From the listing below, return each line that includes "VMware".

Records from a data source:

** start **

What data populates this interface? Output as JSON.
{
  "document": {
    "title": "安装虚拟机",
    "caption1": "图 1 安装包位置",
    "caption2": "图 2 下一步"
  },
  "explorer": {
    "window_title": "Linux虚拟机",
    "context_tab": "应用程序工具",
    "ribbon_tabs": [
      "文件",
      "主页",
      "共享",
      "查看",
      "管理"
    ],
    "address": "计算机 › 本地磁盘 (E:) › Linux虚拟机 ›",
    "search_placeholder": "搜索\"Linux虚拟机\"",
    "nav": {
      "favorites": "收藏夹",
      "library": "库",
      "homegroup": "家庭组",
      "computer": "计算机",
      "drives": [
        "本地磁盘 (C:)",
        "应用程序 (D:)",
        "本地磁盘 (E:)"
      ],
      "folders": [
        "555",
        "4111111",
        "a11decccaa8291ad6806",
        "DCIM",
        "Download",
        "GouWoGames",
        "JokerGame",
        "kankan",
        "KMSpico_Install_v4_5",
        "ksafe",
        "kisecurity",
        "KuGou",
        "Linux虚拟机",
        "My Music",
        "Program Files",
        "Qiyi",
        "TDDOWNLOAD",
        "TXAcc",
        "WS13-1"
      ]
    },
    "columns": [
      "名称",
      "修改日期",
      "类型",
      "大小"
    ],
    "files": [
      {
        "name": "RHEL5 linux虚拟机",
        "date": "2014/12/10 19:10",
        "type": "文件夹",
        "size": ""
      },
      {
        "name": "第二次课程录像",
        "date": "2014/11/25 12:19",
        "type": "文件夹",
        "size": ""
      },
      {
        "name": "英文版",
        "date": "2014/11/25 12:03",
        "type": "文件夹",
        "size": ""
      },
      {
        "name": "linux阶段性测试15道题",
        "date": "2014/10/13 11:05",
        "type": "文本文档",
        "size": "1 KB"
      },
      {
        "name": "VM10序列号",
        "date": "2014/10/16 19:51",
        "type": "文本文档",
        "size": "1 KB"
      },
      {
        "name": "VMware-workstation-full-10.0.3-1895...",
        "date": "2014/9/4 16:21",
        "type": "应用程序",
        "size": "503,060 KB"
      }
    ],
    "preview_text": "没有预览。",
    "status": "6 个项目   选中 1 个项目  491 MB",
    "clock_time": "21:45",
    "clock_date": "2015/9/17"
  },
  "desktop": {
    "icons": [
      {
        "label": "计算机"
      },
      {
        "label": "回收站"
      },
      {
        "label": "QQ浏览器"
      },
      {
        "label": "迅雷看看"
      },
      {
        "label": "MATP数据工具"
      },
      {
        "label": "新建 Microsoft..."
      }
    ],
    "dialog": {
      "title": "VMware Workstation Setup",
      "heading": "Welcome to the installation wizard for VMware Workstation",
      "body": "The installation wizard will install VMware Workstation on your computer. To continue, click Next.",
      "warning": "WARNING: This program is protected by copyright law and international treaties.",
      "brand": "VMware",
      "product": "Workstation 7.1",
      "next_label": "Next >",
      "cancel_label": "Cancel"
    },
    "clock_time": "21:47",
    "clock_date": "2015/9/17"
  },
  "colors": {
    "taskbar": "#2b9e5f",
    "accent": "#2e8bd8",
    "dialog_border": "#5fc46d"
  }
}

** end **

» FINAL ANSWER:
        "name": "VMware-workstation-full-10.0.3-1895...",
      "title": "VMware Workstation Setup",
      "heading": "Welcome to the installation wizard for VMware Workstation",
      "body": "The installation wizard will install VMware Workstation on your computer. To continue, click Next.",
      "brand": "VMware",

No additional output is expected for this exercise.